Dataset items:
________
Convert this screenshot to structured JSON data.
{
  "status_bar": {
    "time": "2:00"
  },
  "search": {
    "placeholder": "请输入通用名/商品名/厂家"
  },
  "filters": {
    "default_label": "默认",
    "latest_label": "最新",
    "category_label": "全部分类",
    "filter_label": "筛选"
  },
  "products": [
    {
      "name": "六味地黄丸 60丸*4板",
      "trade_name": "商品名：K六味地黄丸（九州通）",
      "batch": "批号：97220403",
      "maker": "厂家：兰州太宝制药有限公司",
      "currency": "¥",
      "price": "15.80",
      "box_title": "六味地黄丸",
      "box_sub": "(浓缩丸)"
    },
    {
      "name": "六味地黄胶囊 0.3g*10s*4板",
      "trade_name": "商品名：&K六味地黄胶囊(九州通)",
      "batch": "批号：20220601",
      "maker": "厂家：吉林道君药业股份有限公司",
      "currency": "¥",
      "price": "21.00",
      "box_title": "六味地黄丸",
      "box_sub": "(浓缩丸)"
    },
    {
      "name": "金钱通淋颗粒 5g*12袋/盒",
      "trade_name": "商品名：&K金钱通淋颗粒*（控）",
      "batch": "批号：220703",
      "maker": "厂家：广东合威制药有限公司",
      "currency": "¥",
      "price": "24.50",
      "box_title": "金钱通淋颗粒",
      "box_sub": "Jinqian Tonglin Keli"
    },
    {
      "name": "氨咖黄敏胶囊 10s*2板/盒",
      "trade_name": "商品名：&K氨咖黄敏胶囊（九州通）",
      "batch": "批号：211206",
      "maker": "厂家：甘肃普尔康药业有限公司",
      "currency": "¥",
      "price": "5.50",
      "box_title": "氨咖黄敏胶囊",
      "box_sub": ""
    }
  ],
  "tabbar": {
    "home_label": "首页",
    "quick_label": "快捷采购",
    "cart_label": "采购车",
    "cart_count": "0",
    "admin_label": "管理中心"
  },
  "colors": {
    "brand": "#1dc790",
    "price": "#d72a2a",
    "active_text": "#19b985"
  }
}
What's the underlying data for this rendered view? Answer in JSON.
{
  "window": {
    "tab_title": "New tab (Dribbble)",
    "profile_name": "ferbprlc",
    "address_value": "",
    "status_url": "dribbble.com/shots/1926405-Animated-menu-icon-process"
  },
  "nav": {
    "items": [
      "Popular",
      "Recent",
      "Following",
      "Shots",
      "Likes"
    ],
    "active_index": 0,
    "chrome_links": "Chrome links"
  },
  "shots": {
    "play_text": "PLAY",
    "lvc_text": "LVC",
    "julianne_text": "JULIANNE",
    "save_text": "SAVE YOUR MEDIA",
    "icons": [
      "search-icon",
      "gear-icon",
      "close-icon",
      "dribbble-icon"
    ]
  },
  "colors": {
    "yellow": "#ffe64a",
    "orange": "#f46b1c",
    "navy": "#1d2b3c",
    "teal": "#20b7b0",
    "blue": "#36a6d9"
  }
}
________
=== DIRECTIVE ===
Output every record above exactly as it appears.

=== WRITTEN SOLUTION ===
Convert this screenshot to structured JSON data.
{
  "status_bar": {
    "time": "2:00"
  },
  "search": {
    "placeholder": "请输入通用名/商品名/厂家"
  },
  "filters": {
    "default_label": "默认",
    "latest_label": "最新",
    "category_label": "全部分类",
    "filter_label": "筛选"
  },
  "products": [
    {
      "name": "六味地黄丸 60丸*4板",
      "trade_name": "商品名：K六味地黄丸（九州通）",
      "batch": "批号：97220403",
      "maker": "厂家：兰州太宝制药有限公司",
      "currency": "¥",
      "price": "15.80",
      "box_title": "六味地黄丸",
      "box_sub": "(浓缩丸)"
    },
    {
      "name": "六味地黄胶囊 0.3g*10s*4板",
      "trade_name": "商品名：&K六味地黄胶囊(九州通)",
      "batch": "批号：20220601",
      "maker": "厂家：吉林道君药业股份有限公司",
      "currency": "¥",
      "price": "21.00",
      "box_title": "六味地黄丸",
      "box_sub": "(浓缩丸)"
    },
    {
      "name": "金钱通淋颗粒 5g*12袋/盒",
      "trade_name": "商品名：&K金钱通淋颗粒*（控）",
      "batch": "批号：220703",
      "maker": "厂家：广东合威制药有限公司",
      "currency": "¥",
      "price": "24.50",
      "box_title": "金钱通淋颗粒",
      "box_sub": "Jinqian Tonglin Keli"
    },
    {
      "name": "氨咖黄敏胶囊 10s*2板/盒",
      "trade_name": "商品名：&K氨咖黄敏胶囊（九州通）",
      "batch": "批号：211206",
      "maker": "厂家：甘肃普尔康药业有限公司",
      "currency": "¥",
      "price": "5.50",
      "box_title": "氨咖黄敏胶囊",
      "box_sub": ""
    }
  ],
  "tabbar": {
    "home_label": "首页",
    "quick_label": "快捷采购",
    "cart_label": "采购车",
    "cart_count": "0",
    "admin_label": "管理中心"
  },
  "colors": {
    "brand": "#1dc790",
    "price": "#d72a2a",
    "active_text": "#19b985"
  }
}
What's the underlying data for this rendered view? Answer in JSON.
{
  "window": {
    "tab_title": "New tab (Dribbble)",
    "profile_name": "ferbprlc",
    "address_value": "",
    "status_url": "dribbble.com/shots/1926405-Animated-menu-icon-process"
  },
  "nav": {
    "items": [
      "Popular",
      "Recent",
      "Following",
      "Shots",
      "Likes"
    ],
    "active_index": 0,
    "chrome_links": "Chrome links"
  },
  "shots": {
    "play_text": "PLAY",
    "lvc_text": "LVC",
    "julianne_text": "JULIANNE",
    "save_text": "SAVE YOUR MEDIA",
    "icons": [
      "search-icon",
      "gear-icon",
      "close-icon",
      "dribbble-icon"
    ]
  },
  "colors": {
    "yellow": "#ffe64a",
    "orange": "#f46b1c",
    "navy": "#1d2b3c",
    "teal": "#20b7b0",
    "blue": "#36a6d9"
  }
}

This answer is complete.